Data entries:
-- START --

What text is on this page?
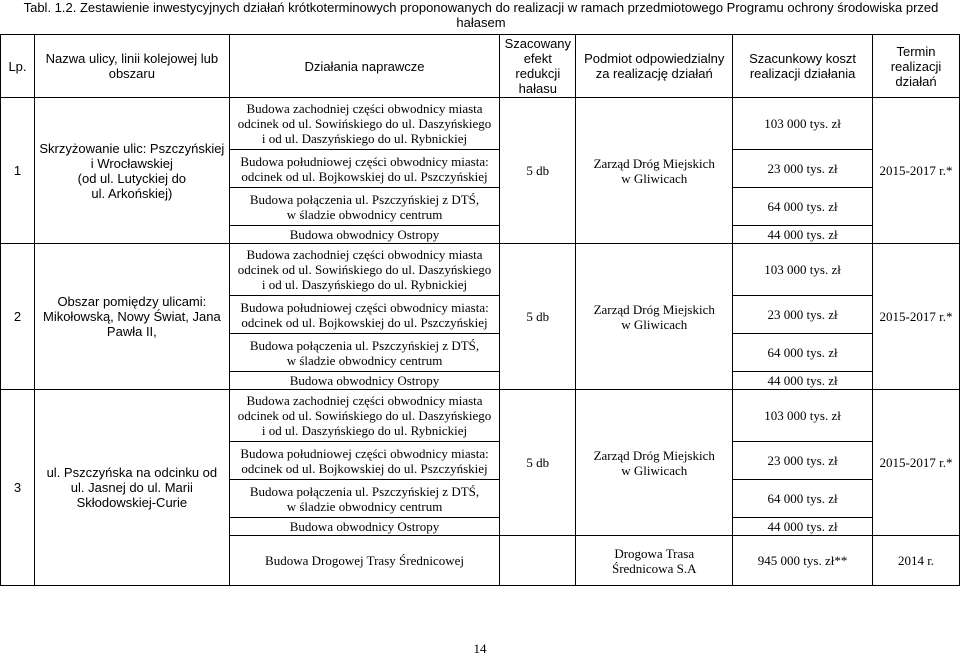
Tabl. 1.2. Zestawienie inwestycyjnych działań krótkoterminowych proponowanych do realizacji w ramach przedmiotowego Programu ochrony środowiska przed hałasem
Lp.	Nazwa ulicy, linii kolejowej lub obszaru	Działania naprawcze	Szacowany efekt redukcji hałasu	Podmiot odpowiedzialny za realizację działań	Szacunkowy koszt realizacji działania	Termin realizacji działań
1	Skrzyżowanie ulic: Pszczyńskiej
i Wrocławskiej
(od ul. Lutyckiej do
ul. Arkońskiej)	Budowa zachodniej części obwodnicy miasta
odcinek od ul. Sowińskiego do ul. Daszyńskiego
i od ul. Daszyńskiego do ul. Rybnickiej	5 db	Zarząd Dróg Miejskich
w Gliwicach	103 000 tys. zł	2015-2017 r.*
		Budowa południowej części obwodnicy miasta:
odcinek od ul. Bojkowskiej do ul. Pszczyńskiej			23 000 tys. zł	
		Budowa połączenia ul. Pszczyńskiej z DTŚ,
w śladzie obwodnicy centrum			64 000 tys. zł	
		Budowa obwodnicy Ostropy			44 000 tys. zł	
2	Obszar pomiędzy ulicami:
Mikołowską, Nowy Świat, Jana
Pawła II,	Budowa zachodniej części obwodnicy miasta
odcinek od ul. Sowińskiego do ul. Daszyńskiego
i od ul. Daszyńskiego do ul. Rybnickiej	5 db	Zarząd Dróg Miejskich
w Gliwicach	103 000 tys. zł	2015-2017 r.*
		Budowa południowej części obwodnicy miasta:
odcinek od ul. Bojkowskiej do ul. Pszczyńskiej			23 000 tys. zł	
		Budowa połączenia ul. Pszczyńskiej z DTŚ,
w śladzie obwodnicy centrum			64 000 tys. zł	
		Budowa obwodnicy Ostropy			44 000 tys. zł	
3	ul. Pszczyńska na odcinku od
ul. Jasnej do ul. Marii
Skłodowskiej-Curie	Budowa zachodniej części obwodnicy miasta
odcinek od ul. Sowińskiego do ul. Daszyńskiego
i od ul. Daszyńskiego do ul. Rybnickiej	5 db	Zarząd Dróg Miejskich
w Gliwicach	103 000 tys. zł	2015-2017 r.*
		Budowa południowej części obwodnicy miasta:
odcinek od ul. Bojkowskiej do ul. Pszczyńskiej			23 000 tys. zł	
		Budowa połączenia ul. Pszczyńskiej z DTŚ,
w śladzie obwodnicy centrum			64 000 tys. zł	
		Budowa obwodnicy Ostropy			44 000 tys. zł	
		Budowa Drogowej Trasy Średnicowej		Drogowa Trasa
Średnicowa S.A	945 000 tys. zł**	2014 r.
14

-- END --

- REQUIRED WORK: Reproduce every entry word for word, but omit the pictures.

- ANSWER TO THE TASK:
What text is on this page?
Tabl. 1.2. Zestawienie inwestycyjnych działań krótkoterminowych proponowanych do realizacji w ramach przedmiotowego Programu ochrony środowiska przed hałasem
Lp.	Nazwa ulicy, linii kolejowej lub obszaru	Działania naprawcze	Szacowany efekt redukcji hałasu	Podmiot odpowiedzialny za realizację działań	Szacunkowy koszt realizacji działania	Termin realizacji działań
1	Skrzyżowanie ulic: Pszczyńskiej
i Wrocławskiej
(od ul. Lutyckiej do
ul. Arkońskiej)	Budowa zachodniej części obwodnicy miasta
odcinek od ul. Sowińskiego do ul. Daszyńskiego
i od ul. Daszyńskiego do ul. Rybnickiej	5 db	Zarząd Dróg Miejskich
w Gliwicach	103 000 tys. zł	2015-2017 r.*
		Budowa południowej części obwodnicy miasta:
odcinek od ul. Bojkowskiej do ul. Pszczyńskiej			23 000 tys. zł	
		Budowa połączenia ul. Pszczyńskiej z DTŚ,
w śladzie obwodnicy centrum			64 000 tys. zł	
		Budowa obwodnicy Ostropy			44 000 tys. zł	
2	Obszar pomiędzy ulicami:
Mikołowską, Nowy Świat, Jana
Pawła II,	Budowa zachodniej części obwodnicy miasta
odcinek od ul. Sowińskiego do ul. Daszyńskiego
i od ul. Daszyńskiego do ul. Rybnickiej	5 db	Zarząd Dróg Miejskich
w Gliwicach	103 000 tys. zł	2015-2017 r.*
		Budowa południowej części obwodnicy miasta:
odcinek od ul. Bojkowskiej do ul. Pszczyńskiej			23 000 tys. zł	
		Budowa połączenia ul. Pszczyńskiej z DTŚ,
w śladzie obwodnicy centrum			64 000 tys. zł	
		Budowa obwodnicy Ostropy			44 000 tys. zł	
3	ul. Pszczyńska na odcinku od
ul. Jasnej do ul. Marii
Skłodowskiej-Curie	Budowa zachodniej części obwodnicy miasta
odcinek od ul. Sowińskiego do ul. Daszyńskiego
i od ul. Daszyńskiego do ul. Rybnickiej	5 db	Zarząd Dróg Miejskich
w Gliwicach	103 000 tys. zł	2015-2017 r.*
		Budowa południowej części obwodnicy miasta:
odcinek od ul. Bojkowskiej do ul. Pszczyńskiej			23 000 tys. zł	
		Budowa połączenia ul. Pszczyńskiej z DTŚ,
w śladzie obwodnicy centrum			64 000 tys. zł	
		Budowa obwodnicy Ostropy			44 000 tys. zł	
		Budowa Drogowej Trasy Średnicowej		Drogowa Trasa
Średnicowa S.A	945 000 tys. zł**	2014 r.
14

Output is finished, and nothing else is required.